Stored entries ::
##############################

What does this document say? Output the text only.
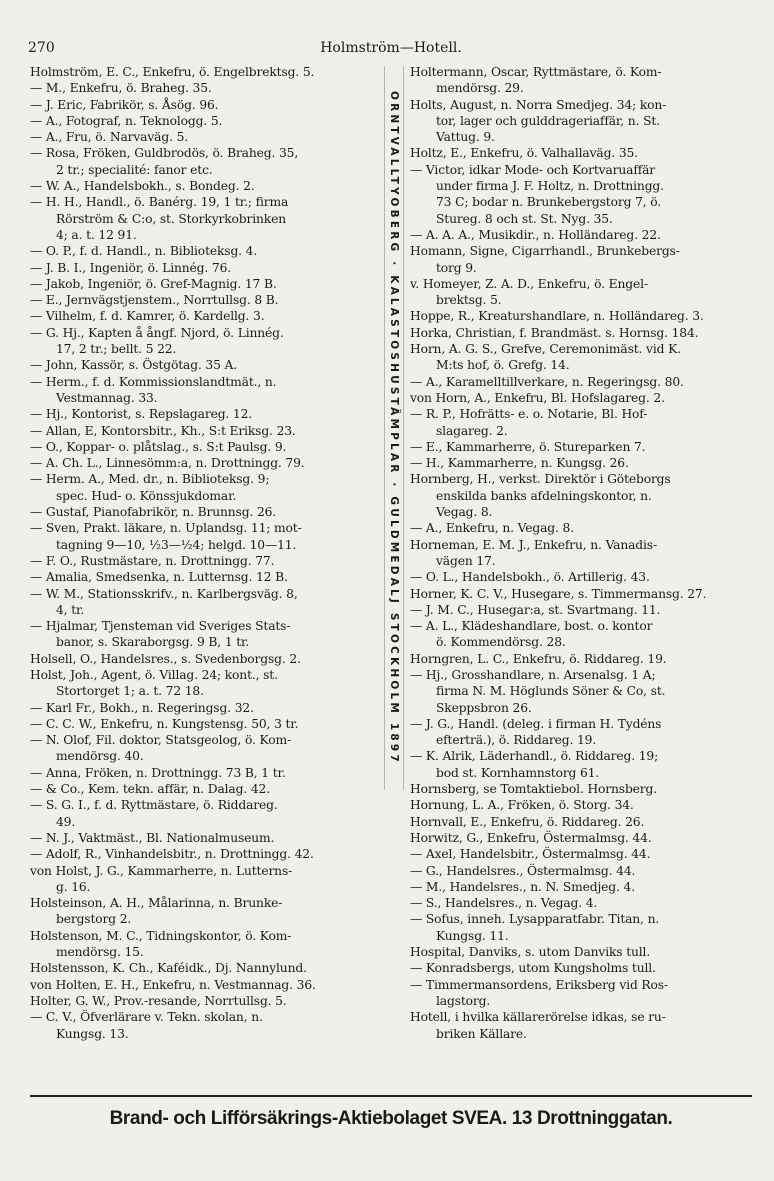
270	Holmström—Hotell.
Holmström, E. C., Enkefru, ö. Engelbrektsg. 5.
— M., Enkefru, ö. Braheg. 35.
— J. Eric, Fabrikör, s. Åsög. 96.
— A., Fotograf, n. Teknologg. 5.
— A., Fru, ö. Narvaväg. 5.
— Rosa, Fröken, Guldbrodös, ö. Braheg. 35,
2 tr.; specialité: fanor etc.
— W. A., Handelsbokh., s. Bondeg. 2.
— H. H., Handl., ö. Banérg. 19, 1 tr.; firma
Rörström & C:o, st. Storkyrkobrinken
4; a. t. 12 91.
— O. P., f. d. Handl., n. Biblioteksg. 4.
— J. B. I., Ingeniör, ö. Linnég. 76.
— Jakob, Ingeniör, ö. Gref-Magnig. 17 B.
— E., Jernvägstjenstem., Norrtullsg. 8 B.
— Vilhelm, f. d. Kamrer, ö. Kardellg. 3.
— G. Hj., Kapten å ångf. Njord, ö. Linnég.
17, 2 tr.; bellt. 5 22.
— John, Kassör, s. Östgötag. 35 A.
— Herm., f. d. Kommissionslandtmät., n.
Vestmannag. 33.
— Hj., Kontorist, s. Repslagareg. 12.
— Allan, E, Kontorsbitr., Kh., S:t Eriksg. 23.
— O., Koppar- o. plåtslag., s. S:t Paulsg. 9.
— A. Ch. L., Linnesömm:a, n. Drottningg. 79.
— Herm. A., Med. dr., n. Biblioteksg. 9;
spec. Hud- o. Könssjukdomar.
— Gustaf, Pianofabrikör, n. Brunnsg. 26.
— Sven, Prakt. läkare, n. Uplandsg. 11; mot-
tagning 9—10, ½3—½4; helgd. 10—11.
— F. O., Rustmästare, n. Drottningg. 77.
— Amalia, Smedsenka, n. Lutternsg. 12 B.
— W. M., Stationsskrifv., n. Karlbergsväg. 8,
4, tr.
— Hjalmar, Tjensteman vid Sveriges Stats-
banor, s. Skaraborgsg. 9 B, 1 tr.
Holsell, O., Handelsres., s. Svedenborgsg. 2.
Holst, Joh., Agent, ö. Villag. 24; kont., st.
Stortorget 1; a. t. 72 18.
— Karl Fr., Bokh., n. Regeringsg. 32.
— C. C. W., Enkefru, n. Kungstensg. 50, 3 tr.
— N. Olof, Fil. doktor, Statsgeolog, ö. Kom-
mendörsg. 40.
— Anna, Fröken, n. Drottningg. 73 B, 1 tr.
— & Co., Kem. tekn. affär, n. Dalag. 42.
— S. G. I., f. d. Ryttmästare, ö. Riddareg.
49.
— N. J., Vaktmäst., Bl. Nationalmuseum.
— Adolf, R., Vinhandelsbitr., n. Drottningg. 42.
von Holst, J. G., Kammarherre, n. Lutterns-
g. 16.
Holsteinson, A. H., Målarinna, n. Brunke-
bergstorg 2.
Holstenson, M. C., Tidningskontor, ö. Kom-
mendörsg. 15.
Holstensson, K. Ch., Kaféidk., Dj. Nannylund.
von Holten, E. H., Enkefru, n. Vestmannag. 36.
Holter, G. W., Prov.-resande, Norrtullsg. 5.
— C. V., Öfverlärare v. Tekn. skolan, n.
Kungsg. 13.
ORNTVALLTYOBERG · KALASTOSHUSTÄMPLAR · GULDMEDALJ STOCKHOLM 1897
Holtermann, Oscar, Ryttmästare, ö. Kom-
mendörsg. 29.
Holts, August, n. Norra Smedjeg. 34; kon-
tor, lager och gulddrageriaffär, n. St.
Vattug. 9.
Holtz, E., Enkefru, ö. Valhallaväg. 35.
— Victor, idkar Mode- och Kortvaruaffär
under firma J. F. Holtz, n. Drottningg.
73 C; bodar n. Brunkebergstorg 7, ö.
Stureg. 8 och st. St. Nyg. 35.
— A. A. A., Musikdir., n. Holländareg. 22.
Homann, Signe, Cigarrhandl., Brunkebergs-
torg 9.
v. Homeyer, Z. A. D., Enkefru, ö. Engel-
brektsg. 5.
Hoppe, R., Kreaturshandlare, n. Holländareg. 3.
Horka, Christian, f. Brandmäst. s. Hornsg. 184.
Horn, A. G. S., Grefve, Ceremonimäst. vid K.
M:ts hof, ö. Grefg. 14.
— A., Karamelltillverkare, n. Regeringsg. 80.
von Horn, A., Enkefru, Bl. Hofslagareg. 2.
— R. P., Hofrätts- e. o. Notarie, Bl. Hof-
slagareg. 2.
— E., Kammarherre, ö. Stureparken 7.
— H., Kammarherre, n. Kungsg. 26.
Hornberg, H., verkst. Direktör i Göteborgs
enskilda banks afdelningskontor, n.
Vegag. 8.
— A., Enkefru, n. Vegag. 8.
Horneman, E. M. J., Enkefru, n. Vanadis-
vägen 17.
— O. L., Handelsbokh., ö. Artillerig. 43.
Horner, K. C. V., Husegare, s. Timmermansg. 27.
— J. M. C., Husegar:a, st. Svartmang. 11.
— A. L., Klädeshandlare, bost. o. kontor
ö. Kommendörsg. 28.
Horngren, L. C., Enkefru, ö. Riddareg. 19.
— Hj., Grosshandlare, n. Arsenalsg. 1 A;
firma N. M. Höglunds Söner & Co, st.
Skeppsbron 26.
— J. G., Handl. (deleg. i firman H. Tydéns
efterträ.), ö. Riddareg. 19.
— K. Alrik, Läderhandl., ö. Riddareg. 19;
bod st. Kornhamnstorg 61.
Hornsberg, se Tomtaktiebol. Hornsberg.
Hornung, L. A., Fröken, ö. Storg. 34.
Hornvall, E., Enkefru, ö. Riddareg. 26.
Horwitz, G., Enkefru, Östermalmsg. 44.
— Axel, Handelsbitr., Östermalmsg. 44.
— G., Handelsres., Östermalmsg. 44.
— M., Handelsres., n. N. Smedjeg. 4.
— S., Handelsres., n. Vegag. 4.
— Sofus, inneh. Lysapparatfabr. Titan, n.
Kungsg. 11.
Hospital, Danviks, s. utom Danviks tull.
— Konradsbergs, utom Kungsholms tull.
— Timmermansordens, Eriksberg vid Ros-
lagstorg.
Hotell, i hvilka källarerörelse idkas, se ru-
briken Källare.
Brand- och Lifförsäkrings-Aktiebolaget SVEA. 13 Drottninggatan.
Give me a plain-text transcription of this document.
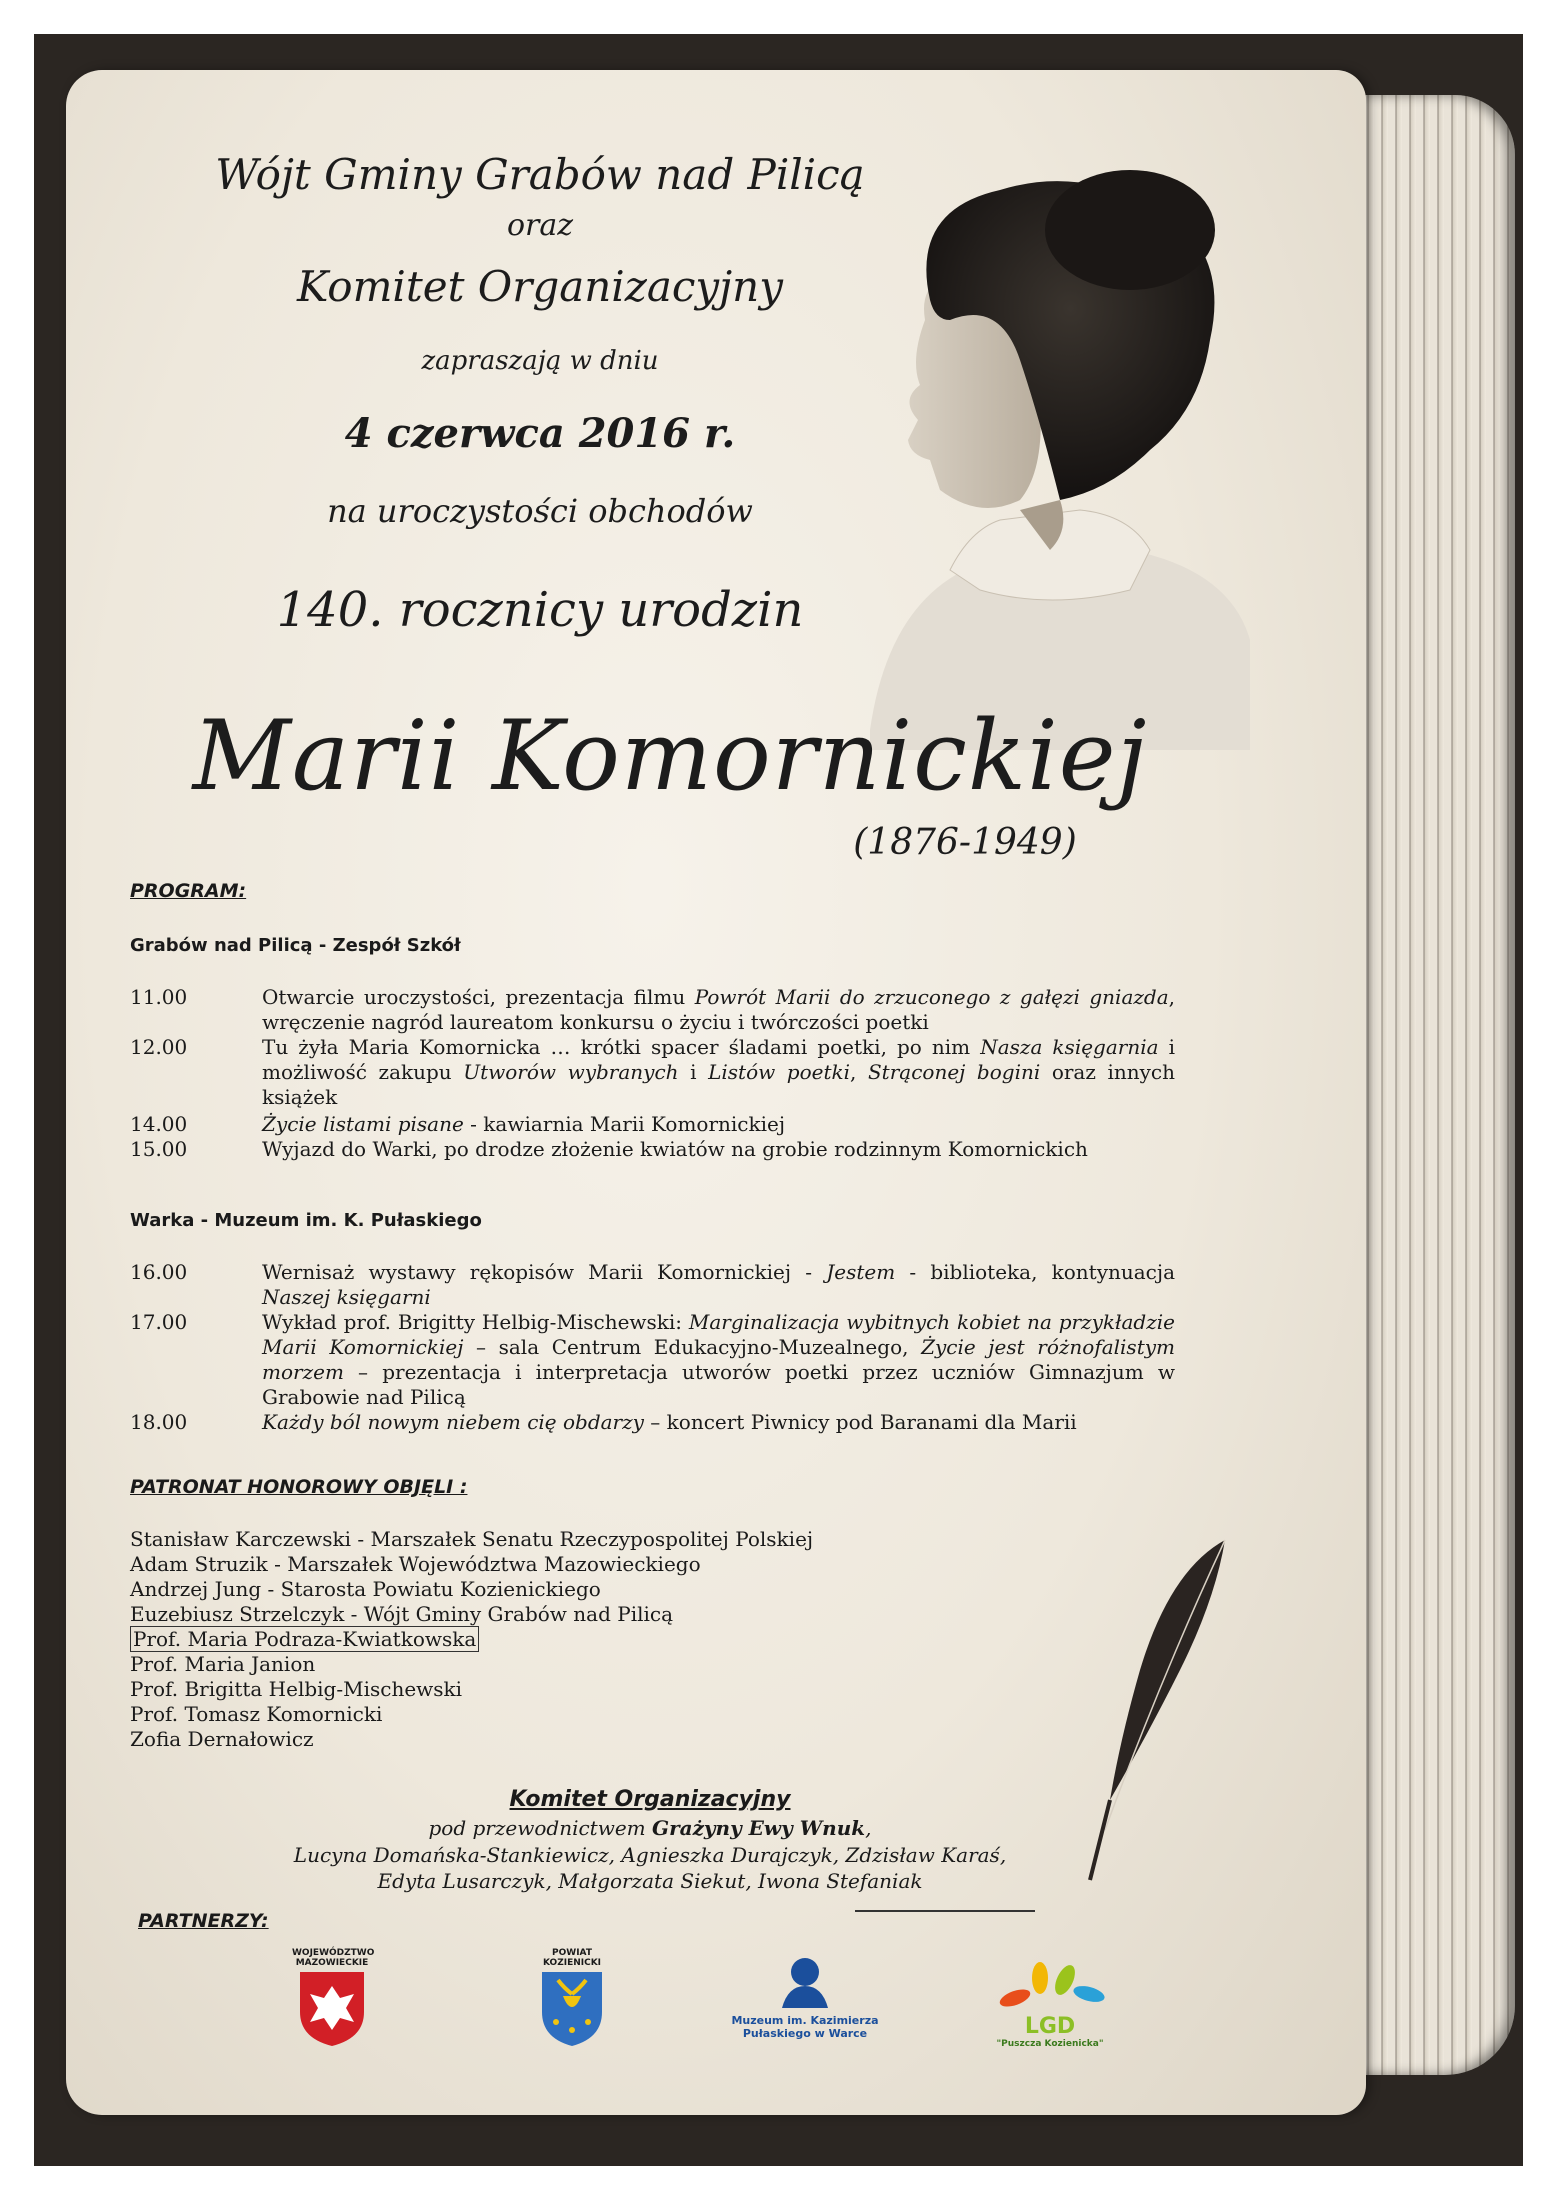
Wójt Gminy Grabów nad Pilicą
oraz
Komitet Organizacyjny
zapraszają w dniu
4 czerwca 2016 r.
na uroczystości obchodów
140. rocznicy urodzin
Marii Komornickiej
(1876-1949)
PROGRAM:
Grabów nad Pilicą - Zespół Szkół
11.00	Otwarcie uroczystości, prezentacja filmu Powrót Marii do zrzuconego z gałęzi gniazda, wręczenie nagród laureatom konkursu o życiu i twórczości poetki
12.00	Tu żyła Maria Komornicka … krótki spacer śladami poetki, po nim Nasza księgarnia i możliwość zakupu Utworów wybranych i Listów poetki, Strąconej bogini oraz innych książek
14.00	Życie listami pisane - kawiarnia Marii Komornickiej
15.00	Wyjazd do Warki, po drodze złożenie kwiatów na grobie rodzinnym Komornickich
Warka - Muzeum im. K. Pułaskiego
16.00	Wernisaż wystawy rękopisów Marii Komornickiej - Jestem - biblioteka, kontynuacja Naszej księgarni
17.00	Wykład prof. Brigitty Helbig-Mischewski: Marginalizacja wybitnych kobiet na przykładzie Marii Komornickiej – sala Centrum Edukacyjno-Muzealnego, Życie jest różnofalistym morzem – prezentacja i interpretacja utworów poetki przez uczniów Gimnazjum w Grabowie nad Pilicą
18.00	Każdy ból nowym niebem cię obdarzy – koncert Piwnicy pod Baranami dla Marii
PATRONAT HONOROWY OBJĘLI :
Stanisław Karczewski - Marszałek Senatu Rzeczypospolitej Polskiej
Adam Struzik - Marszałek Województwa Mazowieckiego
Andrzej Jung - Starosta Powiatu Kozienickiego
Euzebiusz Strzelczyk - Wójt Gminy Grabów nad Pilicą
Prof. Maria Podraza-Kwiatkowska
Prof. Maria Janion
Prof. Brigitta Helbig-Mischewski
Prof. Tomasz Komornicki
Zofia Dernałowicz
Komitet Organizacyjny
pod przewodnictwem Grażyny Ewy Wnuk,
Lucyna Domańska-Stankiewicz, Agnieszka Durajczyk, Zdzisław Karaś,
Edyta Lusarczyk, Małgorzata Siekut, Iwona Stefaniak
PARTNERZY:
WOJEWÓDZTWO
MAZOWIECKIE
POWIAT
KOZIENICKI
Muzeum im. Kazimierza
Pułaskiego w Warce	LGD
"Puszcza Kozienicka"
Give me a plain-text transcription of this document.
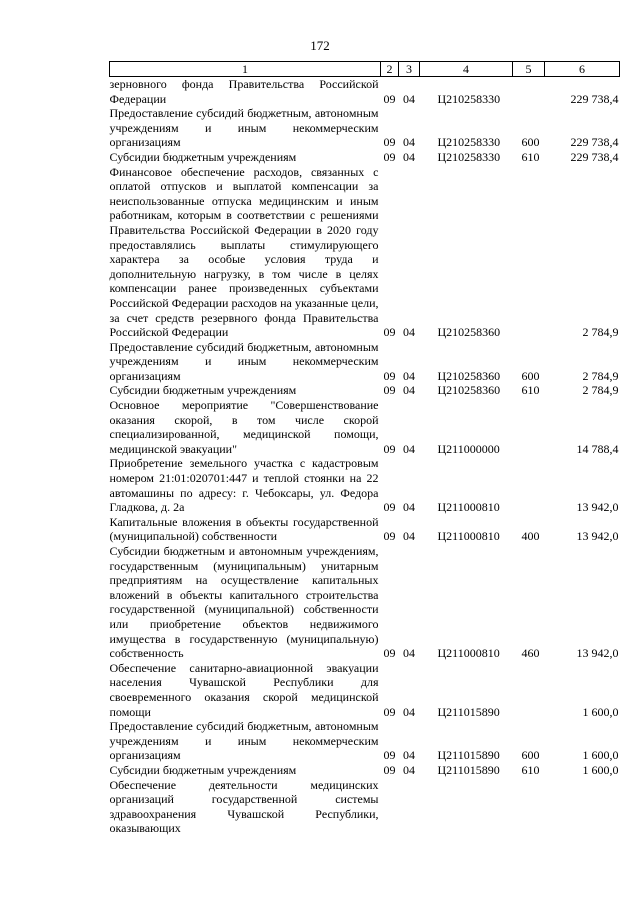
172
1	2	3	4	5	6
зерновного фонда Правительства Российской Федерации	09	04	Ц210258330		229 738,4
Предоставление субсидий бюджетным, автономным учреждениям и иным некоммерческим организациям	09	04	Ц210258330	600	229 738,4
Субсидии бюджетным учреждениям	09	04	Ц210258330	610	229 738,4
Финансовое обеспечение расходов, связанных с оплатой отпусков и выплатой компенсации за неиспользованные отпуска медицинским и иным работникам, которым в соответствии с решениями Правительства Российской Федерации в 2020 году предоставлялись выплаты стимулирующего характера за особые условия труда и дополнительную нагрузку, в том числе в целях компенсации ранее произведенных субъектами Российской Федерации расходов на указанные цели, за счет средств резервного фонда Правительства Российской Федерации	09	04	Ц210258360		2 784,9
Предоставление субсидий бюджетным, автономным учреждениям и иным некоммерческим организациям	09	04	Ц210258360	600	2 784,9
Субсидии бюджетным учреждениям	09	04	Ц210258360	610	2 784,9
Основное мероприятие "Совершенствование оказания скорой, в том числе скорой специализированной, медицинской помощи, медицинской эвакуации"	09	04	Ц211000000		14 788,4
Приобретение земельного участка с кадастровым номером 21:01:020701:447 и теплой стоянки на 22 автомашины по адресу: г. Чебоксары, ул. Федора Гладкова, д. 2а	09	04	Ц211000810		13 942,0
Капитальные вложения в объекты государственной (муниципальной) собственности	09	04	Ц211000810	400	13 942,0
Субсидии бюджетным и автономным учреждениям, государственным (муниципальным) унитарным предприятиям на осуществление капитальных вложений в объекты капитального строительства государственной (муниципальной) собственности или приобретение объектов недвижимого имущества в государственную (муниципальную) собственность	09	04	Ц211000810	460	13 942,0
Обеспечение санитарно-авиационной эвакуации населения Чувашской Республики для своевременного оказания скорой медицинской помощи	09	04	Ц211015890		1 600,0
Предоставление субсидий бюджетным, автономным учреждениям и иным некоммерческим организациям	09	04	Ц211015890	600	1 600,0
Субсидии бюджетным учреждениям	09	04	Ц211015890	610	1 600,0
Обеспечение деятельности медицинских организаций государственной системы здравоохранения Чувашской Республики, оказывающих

##############################

EXERCISE DETAILS :: From the listing above, pick out every line containing "Herm".

WRITTEN RESPONSE ::
— Herm., f. d. Kommissionslandtmät., n.
— Herm. A., Med. dr., n. Biblioteksg. 9;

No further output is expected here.